Saved entries

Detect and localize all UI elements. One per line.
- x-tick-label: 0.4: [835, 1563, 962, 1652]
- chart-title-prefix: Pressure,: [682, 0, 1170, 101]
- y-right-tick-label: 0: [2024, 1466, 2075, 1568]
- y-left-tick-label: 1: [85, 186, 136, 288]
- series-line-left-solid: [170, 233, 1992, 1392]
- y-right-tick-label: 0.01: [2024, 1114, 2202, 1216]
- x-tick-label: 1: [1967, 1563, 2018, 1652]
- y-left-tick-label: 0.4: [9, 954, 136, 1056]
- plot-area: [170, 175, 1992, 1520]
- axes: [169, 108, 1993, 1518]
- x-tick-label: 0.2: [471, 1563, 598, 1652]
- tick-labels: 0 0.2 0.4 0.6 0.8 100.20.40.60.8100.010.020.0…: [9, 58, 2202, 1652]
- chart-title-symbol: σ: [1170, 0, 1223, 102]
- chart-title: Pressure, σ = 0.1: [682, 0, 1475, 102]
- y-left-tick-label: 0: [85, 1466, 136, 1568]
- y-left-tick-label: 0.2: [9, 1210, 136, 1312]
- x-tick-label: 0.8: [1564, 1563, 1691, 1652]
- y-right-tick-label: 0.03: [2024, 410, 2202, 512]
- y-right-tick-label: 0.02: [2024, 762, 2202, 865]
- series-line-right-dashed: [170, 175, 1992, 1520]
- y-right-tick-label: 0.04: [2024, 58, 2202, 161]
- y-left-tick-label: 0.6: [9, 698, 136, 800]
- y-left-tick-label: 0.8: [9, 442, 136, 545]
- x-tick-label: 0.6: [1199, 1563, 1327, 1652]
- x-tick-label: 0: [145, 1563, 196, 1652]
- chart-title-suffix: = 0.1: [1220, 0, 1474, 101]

→ **The exercise**
Reproduce every line of the rows above without changing anything.

→ **Written reply**
Detect and localize all UI elements. One per line.
- x-tick-label: 0.4: [835, 1563, 962, 1652]
- chart-title-prefix: Pressure,: [682, 0, 1170, 101]
- y-right-tick-label: 0: [2024, 1466, 2075, 1568]
- y-left-tick-label: 1: [85, 186, 136, 288]
- series-line-left-solid: [170, 233, 1992, 1392]
- y-right-tick-label: 0.01: [2024, 1114, 2202, 1216]
- x-tick-label: 1: [1967, 1563, 2018, 1652]
- y-left-tick-label: 0.4: [9, 954, 136, 1056]
- plot-area: [170, 175, 1992, 1520]
- axes: [169, 108, 1993, 1518]
- x-tick-label: 0.2: [471, 1563, 598, 1652]
- tick-labels: 0 0.2 0.4 0.6 0.8 100.20.40.60.8100.010.020.0…: [9, 58, 2202, 1652]
- chart-title-symbol: σ: [1170, 0, 1223, 102]
- chart-title: Pressure, σ = 0.1: [682, 0, 1475, 102]
- y-left-tick-label: 0: [85, 1466, 136, 1568]
- y-left-tick-label: 0.2: [9, 1210, 136, 1312]
- x-tick-label: 0.8: [1564, 1563, 1691, 1652]
- y-right-tick-label: 0.03: [2024, 410, 2202, 512]
- y-right-tick-label: 0.02: [2024, 762, 2202, 865]
- series-line-right-dashed: [170, 175, 1992, 1520]
- y-right-tick-label: 0.04: [2024, 58, 2202, 161]
- y-left-tick-label: 0.6: [9, 698, 136, 800]
- y-left-tick-label: 0.8: [9, 442, 136, 545]
- x-tick-label: 0.6: [1199, 1563, 1327, 1652]
- x-tick-label: 0: [145, 1563, 196, 1652]
- chart-title-suffix: = 0.1: [1220, 0, 1474, 101]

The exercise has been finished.